[Records for processing]:
## Begin
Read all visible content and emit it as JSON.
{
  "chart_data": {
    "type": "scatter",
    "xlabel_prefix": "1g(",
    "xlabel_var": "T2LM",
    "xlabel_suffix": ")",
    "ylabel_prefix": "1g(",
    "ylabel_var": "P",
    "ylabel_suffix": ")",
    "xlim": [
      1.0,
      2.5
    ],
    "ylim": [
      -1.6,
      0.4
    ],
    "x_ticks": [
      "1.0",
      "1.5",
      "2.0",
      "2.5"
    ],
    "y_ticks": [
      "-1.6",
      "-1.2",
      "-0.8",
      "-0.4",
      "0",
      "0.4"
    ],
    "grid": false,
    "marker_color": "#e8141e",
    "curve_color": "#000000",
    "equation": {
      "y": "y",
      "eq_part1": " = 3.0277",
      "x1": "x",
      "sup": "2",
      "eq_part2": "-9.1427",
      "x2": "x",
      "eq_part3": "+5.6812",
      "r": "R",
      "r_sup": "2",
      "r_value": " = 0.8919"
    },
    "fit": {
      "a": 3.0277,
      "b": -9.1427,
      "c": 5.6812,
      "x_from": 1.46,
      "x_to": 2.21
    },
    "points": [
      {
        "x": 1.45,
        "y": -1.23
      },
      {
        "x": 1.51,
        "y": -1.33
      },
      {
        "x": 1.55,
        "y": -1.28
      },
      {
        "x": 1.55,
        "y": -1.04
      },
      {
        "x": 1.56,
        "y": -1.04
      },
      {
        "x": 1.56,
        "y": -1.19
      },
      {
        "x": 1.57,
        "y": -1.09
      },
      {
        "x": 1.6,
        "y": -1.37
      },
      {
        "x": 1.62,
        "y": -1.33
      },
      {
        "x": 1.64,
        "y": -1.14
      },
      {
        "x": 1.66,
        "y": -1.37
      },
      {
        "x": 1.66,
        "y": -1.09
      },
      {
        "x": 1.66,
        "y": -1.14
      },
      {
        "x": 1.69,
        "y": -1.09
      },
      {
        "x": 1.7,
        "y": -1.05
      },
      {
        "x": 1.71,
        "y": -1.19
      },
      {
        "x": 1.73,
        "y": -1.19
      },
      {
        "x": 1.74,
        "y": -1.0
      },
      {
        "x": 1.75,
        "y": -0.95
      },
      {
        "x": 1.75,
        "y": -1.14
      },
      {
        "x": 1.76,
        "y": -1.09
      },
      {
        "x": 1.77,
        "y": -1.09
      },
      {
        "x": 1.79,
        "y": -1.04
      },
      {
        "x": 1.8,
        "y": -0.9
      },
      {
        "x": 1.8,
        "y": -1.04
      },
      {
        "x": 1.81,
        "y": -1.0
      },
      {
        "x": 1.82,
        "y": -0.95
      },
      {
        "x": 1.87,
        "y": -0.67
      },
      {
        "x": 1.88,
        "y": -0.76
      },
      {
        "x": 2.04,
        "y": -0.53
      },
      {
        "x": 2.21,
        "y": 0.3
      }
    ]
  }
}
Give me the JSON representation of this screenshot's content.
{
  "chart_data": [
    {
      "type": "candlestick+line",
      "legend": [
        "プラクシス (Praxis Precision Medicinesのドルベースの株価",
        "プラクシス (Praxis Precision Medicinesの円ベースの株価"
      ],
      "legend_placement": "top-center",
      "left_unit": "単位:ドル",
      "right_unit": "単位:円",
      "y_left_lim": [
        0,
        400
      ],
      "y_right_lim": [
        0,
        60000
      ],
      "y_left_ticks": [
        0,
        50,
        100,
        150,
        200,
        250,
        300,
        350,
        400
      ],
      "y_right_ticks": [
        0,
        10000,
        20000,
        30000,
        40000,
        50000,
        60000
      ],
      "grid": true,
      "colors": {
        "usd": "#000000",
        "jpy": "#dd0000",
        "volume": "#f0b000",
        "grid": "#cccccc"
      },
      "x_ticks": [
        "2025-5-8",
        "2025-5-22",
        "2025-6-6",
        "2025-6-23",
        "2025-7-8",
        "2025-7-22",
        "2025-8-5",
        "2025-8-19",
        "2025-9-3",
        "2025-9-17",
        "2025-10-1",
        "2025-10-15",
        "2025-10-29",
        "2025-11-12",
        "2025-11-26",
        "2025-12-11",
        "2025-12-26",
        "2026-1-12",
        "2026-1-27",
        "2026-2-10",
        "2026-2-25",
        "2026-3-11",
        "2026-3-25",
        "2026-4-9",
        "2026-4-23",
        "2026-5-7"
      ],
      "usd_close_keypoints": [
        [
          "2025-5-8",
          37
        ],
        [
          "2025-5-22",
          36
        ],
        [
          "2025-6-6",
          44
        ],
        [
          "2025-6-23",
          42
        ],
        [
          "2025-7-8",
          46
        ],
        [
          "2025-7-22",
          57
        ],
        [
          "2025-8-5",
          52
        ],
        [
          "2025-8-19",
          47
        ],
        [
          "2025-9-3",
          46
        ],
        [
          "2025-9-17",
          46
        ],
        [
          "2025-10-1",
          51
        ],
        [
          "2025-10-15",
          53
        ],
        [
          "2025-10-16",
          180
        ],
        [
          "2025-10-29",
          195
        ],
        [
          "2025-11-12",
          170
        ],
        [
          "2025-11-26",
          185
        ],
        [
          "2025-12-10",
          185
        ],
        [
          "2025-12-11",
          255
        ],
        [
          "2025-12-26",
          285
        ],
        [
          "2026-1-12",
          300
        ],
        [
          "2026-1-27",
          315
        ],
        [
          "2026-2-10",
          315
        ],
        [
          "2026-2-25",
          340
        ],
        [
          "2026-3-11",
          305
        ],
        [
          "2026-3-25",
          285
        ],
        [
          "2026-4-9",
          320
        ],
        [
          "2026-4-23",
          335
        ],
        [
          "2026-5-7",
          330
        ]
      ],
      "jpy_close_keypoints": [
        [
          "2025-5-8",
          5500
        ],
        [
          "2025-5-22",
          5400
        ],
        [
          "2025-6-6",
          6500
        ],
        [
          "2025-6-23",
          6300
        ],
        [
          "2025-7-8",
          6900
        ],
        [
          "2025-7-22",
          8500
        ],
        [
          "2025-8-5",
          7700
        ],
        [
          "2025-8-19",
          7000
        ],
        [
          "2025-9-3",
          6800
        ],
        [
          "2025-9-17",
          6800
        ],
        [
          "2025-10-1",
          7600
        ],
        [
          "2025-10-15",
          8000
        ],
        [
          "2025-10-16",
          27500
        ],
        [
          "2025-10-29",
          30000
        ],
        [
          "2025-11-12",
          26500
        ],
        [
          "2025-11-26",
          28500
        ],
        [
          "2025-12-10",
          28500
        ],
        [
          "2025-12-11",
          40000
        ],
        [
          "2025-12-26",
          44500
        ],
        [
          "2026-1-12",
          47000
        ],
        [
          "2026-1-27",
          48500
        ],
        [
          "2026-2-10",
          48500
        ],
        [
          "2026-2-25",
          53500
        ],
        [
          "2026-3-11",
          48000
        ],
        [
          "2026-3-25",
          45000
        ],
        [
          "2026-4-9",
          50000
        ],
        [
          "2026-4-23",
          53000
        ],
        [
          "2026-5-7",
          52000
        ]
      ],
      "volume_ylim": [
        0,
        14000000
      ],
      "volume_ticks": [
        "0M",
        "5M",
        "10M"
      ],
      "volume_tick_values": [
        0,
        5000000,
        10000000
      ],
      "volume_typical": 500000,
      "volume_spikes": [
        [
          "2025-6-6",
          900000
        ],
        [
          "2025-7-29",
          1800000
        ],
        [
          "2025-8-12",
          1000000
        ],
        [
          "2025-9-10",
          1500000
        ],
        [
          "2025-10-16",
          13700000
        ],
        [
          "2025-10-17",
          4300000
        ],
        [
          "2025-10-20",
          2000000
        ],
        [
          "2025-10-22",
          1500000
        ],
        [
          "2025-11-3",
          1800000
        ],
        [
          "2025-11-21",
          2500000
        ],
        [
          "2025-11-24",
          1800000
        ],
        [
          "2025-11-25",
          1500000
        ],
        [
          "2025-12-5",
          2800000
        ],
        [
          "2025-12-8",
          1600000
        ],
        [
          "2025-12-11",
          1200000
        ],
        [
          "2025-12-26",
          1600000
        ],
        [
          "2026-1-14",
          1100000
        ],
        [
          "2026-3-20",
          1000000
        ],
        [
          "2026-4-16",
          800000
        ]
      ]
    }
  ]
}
## End
[Work to do]: Each line that contains the string "Precision" counts once; report how many such lines the entries have, giving only the number.

[Full output]: 2